### AIM
Find the line containing "Decode this image", then print it and each following line through the end of the records, exactly and with nothing added; leave out any pictures.

** Start SOURCE RECORDS **

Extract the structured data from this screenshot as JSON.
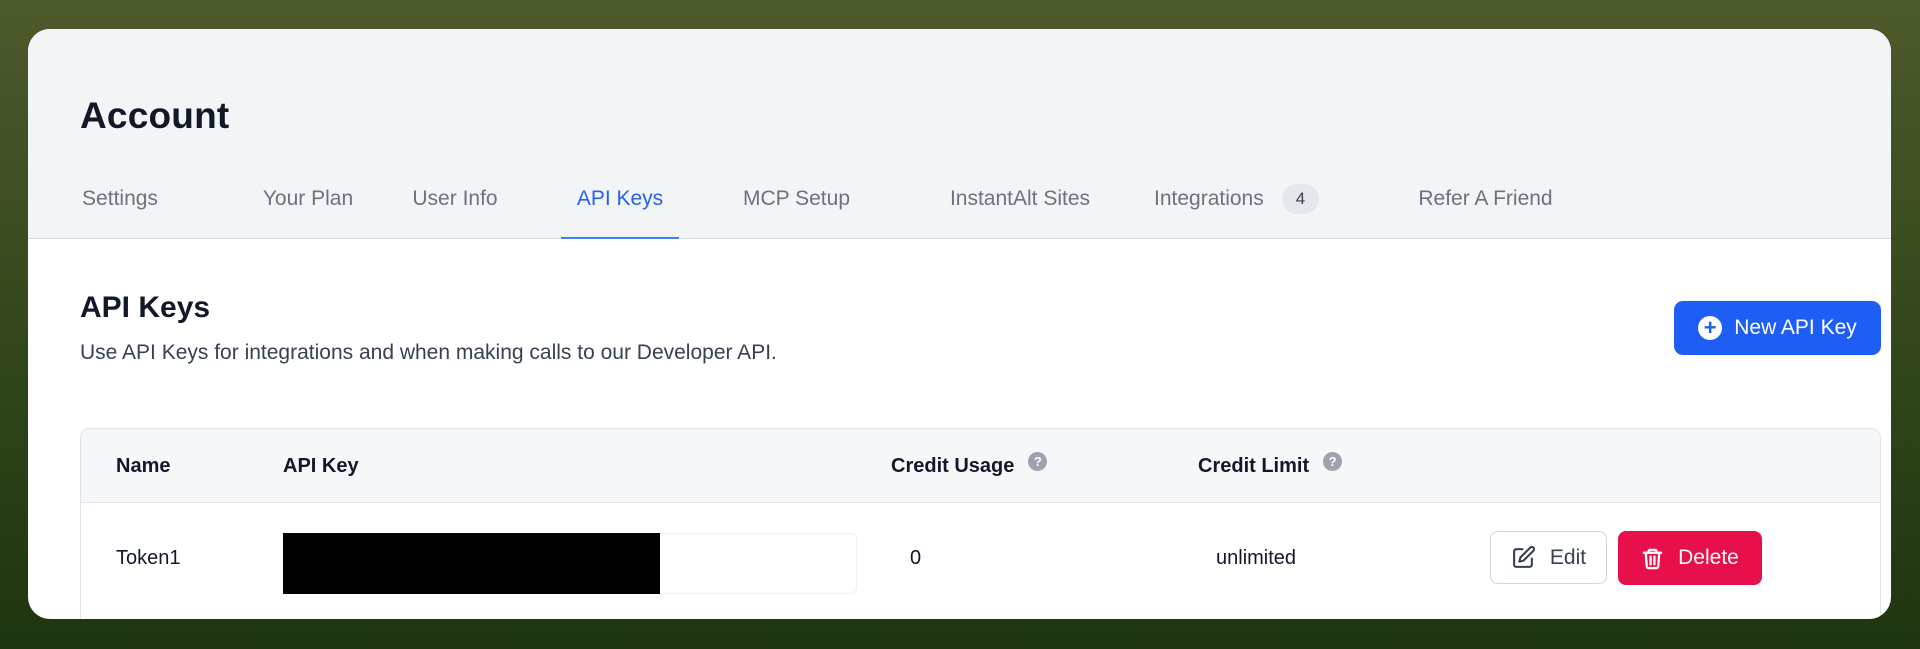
{
  "account": {
    "title": "Account",
    "tabs": [
      {
        "label": "Settings"
      },
      {
        "label": "Your Plan"
      },
      {
        "label": "User Info"
      },
      {
        "label": "API Keys",
        "active": true
      },
      {
        "label": "MCP Setup"
      },
      {
        "label": "InstantAlt Sites"
      },
      {
        "label": "Integrations",
        "badge": "4"
      },
      {
        "label": "Refer A Friend"
      }
    ]
  },
  "api_keys": {
    "title": "API Keys",
    "description": "Use API Keys for integrations and when making calls to our Developer API.",
    "new_button_label": "New API Key",
    "table": {
      "headers": {
        "name": "Name",
        "api_key": "API Key",
        "credit_usage": "Credit Usage",
        "credit_limit": "Credit Limit"
      },
      "rows": [
        {
          "name": "Token1",
          "credit_usage": "0",
          "credit_limit": "unlimited"
        }
      ]
    },
    "actions": {
      "edit_label": "Edit",
      "delete_label": "Delete"
    }
  },
  "colors": {
    "primary": "#1f5ef5",
    "active_tab": "#2563eb",
    "danger": "#e8104a",
    "background_gradient": [
      "#4d5a2c",
      "#1d3510"
    ]
  },
  "icons": {
    "new_button": "plus-circle-icon",
    "help": "question-circle-icon",
    "edit": "edit-icon",
    "delete": "trash-icon"
  }
}
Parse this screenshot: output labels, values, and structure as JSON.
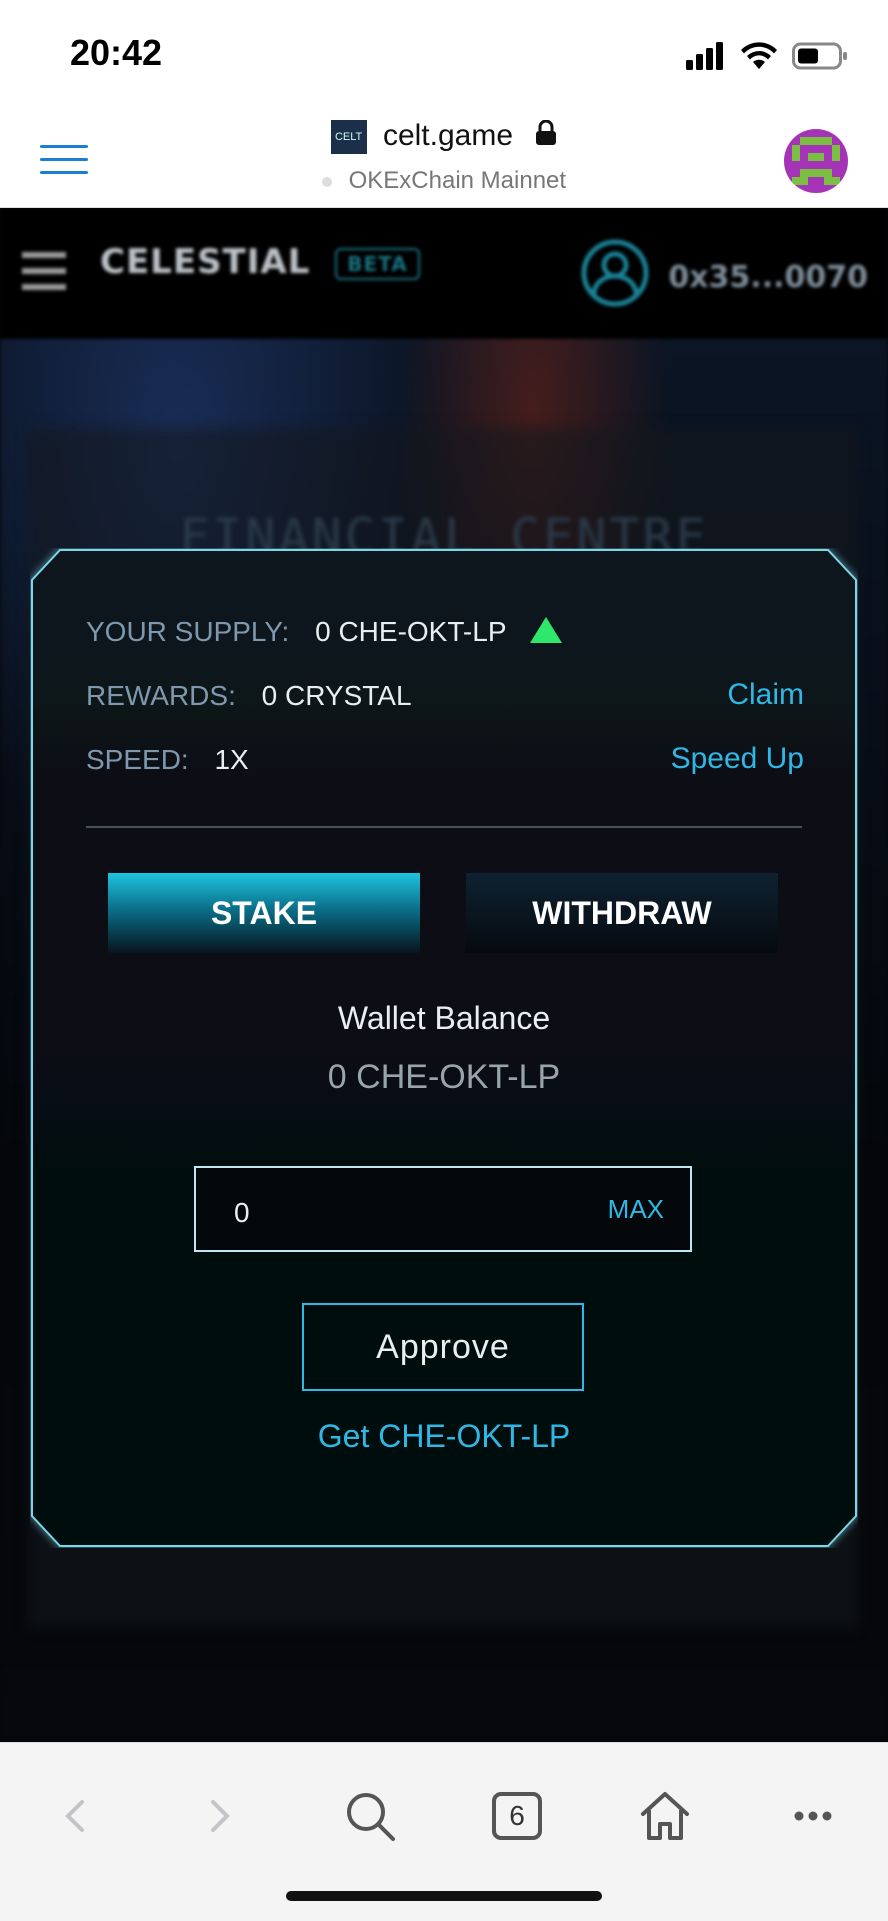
{
  "status_bar": {
    "time": "20:42"
  },
  "browser": {
    "site_title": "celt.game",
    "favicon_text": "CELT",
    "network": "OKExChain Mainnet"
  },
  "game_nav": {
    "logo": "CELESTIAL",
    "beta": "BETA",
    "account": "0x35...0070"
  },
  "page_heading": "FINANCIAL CENTRE",
  "modal": {
    "supply_label": "YOUR SUPPLY:",
    "supply_value": "0 CHE-OKT-LP",
    "rewards_label": "REWARDS:",
    "rewards_value": "0 CRYSTAL",
    "claim_label": "Claim",
    "speed_label": "SPEED:",
    "speed_value": "1X",
    "speed_up_label": "Speed Up",
    "tabs": [
      {
        "label": "STAKE",
        "active": true
      },
      {
        "label": "WITHDRAW",
        "active": false
      }
    ],
    "wallet_balance_label": "Wallet Balance",
    "wallet_balance_value": "0 CHE-OKT-LP",
    "amount_value": "0",
    "max_label": "MAX",
    "approve_label": "Approve",
    "get_link_label": "Get CHE-OKT-LP"
  },
  "toolbar": {
    "tabs_count": "6",
    "icons": [
      "back-icon",
      "forward-icon",
      "search-icon",
      "tabs-icon",
      "home-icon",
      "more-icon"
    ]
  },
  "colors": {
    "accent": "#2fb8e6",
    "frame": "#7ad6e8",
    "supply_up": "#2ee86b",
    "browser_menu": "#1a7fd4"
  }
}
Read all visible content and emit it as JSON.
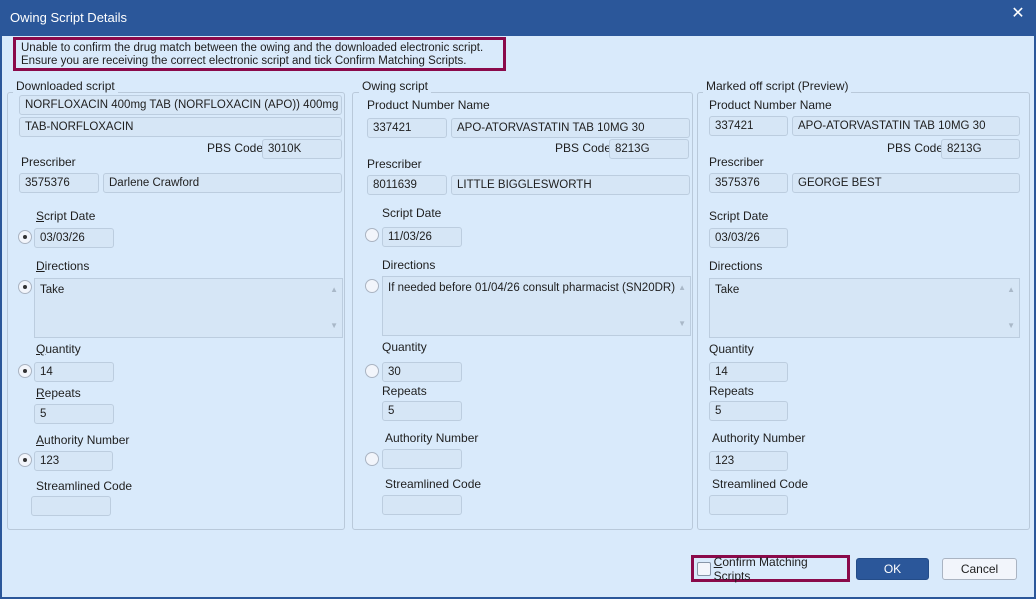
{
  "window": {
    "title": "Owing Script Details",
    "close_icon": "close-icon"
  },
  "warning": {
    "line1": "Unable to confirm the drug match between the owing and the downloaded electronic script.",
    "line2": "Ensure you are receiving the correct electronic script and tick Confirm Matching Scripts."
  },
  "labels": {
    "product_number_name": "Product Number Name",
    "pbs_code": "PBS Code",
    "prescriber": "Prescriber",
    "script_date": "Script Date",
    "directions": "Directions",
    "quantity": "Quantity",
    "repeats": "Repeats",
    "authority_number": "Authority Number",
    "streamlined_code": "Streamlined Code"
  },
  "downloaded": {
    "title": "Downloaded script",
    "drug_line1": "NORFLOXACIN 400mg TAB (NORFLOXACIN (APO)) 400mg",
    "drug_line2": "TAB-NORFLOXACIN",
    "pbs_code": "3010K",
    "prescriber_number": "3575376",
    "prescriber_name": "Darlene Crawford",
    "script_date": "03/03/26",
    "directions": "Take",
    "quantity": "14",
    "repeats": "5",
    "authority_number": "123",
    "streamlined_code": ""
  },
  "owing": {
    "title": "Owing script",
    "product_number": "337421",
    "product_name": "APO-ATORVASTATIN TAB 10MG 30",
    "pbs_code": "8213G",
    "prescriber_number": "8011639",
    "prescriber_name": "LITTLE BIGGLESWORTH",
    "script_date": "11/03/26",
    "directions": "If needed before 01/04/26 consult pharmacist (SN20DR)",
    "quantity": "30",
    "repeats": "5",
    "authority_number": "",
    "streamlined_code": ""
  },
  "marked": {
    "title": "Marked off script (Preview)",
    "product_number": "337421",
    "product_name": "APO-ATORVASTATIN TAB 10MG 30",
    "pbs_code": "8213G",
    "prescriber_number": "3575376",
    "prescriber_name": "GEORGE BEST",
    "script_date": "03/03/26",
    "directions": "Take",
    "quantity": "14",
    "repeats": "5",
    "authority_number": "123",
    "streamlined_code": ""
  },
  "footer": {
    "confirm_label": "Confirm Matching Scripts",
    "confirm_checked": false,
    "ok_label": "OK",
    "cancel_label": "Cancel"
  }
}
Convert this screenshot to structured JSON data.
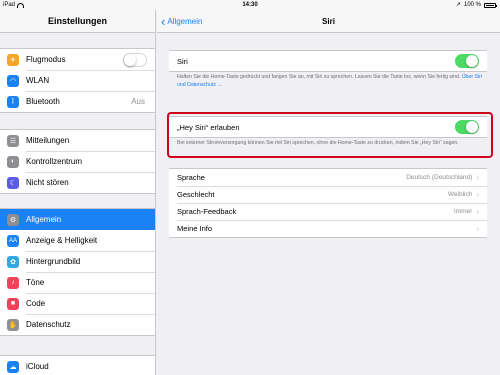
{
  "status_bar": {
    "device": "iPad",
    "time": "14:30",
    "battery_text": "100 %"
  },
  "sidebar": {
    "title": "Einstellungen",
    "groups": [
      [
        {
          "label": "Flugmodus",
          "icon": "airplane-icon",
          "color": "#f7a427",
          "toggle": "off"
        },
        {
          "label": "WLAN",
          "icon": "wifi-icon",
          "color": "#1b82f5"
        },
        {
          "label": "Bluetooth",
          "icon": "bluetooth-icon",
          "color": "#1b82f5",
          "value": "Aus"
        }
      ],
      [
        {
          "label": "Mitteilungen",
          "icon": "notifications-icon",
          "color": "#8e8e93"
        },
        {
          "label": "Kontrollzentrum",
          "icon": "control-center-icon",
          "color": "#8e8e93"
        },
        {
          "label": "Nicht stören",
          "icon": "moon-icon",
          "color": "#5d5ce6"
        }
      ],
      [
        {
          "label": "Allgemein",
          "icon": "gear-icon",
          "color": "#8e8e93",
          "selected": true
        },
        {
          "label": "Anzeige & Helligkeit",
          "icon": "display-icon",
          "color": "#1b82f5"
        },
        {
          "label": "Hintergrundbild",
          "icon": "wallpaper-icon",
          "color": "#31a8e0"
        },
        {
          "label": "Töne",
          "icon": "speaker-icon",
          "color": "#f2405a"
        },
        {
          "label": "Code",
          "icon": "lock-icon",
          "color": "#f2405a"
        },
        {
          "label": "Datenschutz",
          "icon": "hand-icon",
          "color": "#8e8e93"
        }
      ],
      [
        {
          "label": "iCloud",
          "icon": "cloud-icon",
          "color": "#1b82f5"
        }
      ]
    ]
  },
  "nav": {
    "back_label": "Allgemein",
    "title": "Siri"
  },
  "siri": {
    "label": "Siri",
    "toggle": "on",
    "footer": "Halten Sie die Home-Taste gedrückt und fangen Sie an, mit Siri zu sprechen. Lassen Sie die Taste los, wenn Sie fertig sind.",
    "footer_link": "Über Siri und Datenschutz …"
  },
  "hey_siri": {
    "label": "„Hey Siri“ erlauben",
    "toggle": "on",
    "footer": "Bei externer Stromversorgung können Sie mit Siri sprechen, ohne die Home-Taste zu drücken, indem Sie „Hey Siri“ sagen."
  },
  "options": [
    {
      "label": "Sprache",
      "value": "Deutsch (Deutschland)"
    },
    {
      "label": "Geschlecht",
      "value": "Weiblich"
    },
    {
      "label": "Sprach-Feedback",
      "value": "Immer"
    },
    {
      "label": "Meine Info",
      "value": ""
    }
  ],
  "colors": {
    "accent": "#1b7cf5",
    "toggle_on": "#4cd964",
    "highlight": "#d0021b"
  }
}
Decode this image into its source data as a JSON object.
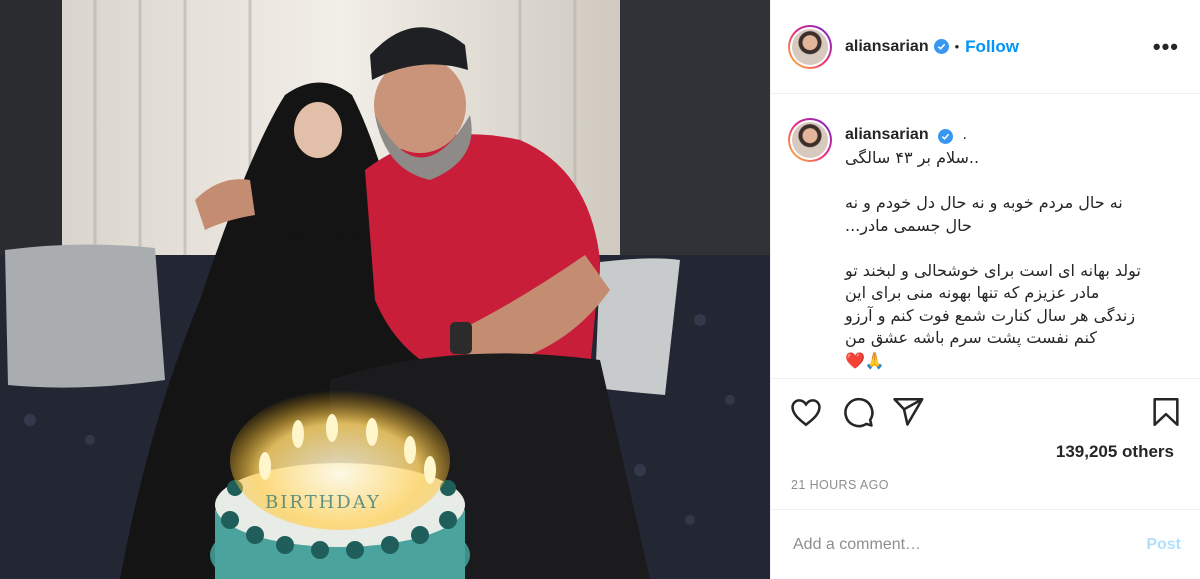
{
  "post": {
    "username": "aliansarian",
    "follow_label": "Follow",
    "separator": "•",
    "more_label": "•••",
    "caption_suffix": ".",
    "caption_text": "..سلام بر ۴۳ سالگی\n\nنه حال مردم خوبه و نه حال دل خودم و نه حال جسمی مادر...\n\nتولد بهانه ای است برای خوشحالی و لبخند تو مادر عزیزم که تنها بهونه منی برای این زندگی هر سال کنارت شمع فوت کنم و آرزو کنم نفست پشت سرم باشه عشق من\n🙏❤️",
    "likes_text": "139,205 others",
    "timestamp": "21 HOURS AGO",
    "comment_placeholder": "Add a comment…",
    "post_label": "Post",
    "cake_text": "BIRTHDAY"
  },
  "colors": {
    "accent": "#0095f6",
    "verified": "#3897f0",
    "muted": "#8e8e8e",
    "post_disabled": "#b2dffc"
  },
  "icons": [
    "verified-badge-icon",
    "more-options-icon",
    "heart-icon",
    "comment-icon",
    "share-icon",
    "bookmark-icon"
  ]
}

** End SOURCE RECORDS **

### TASK SOLUTION
Decode this image into its source data as a JSON object.
{
  "post": {
    "username": "aliansarian",
    "follow_label": "Follow",
    "separator": "•",
    "more_label": "•••",
    "caption_suffix": ".",
    "caption_text": "..سلام بر ۴۳ سالگی\n\nنه حال مردم خوبه و نه حال دل خودم و نه حال جسمی مادر...\n\nتولد بهانه ای است برای خوشحالی و لبخند تو مادر عزیزم که تنها بهونه منی برای این زندگی هر سال کنارت شمع فوت کنم و آرزو کنم نفست پشت سرم باشه عشق من\n🙏❤️",
    "likes_text": "139,205 others",
    "timestamp": "21 HOURS AGO",
    "comment_placeholder": "Add a comment…",
    "post_label": "Post",
    "cake_text": "BIRTHDAY"
  },
  "colors": {
    "accent": "#0095f6",
    "verified": "#3897f0",
    "muted": "#8e8e8e",
    "post_disabled": "#b2dffc"
  },
  "icons": [
    "verified-badge-icon",
    "more-options-icon",
    "heart-icon",
    "comment-icon",
    "share-icon",
    "bookmark-icon"
  ]
}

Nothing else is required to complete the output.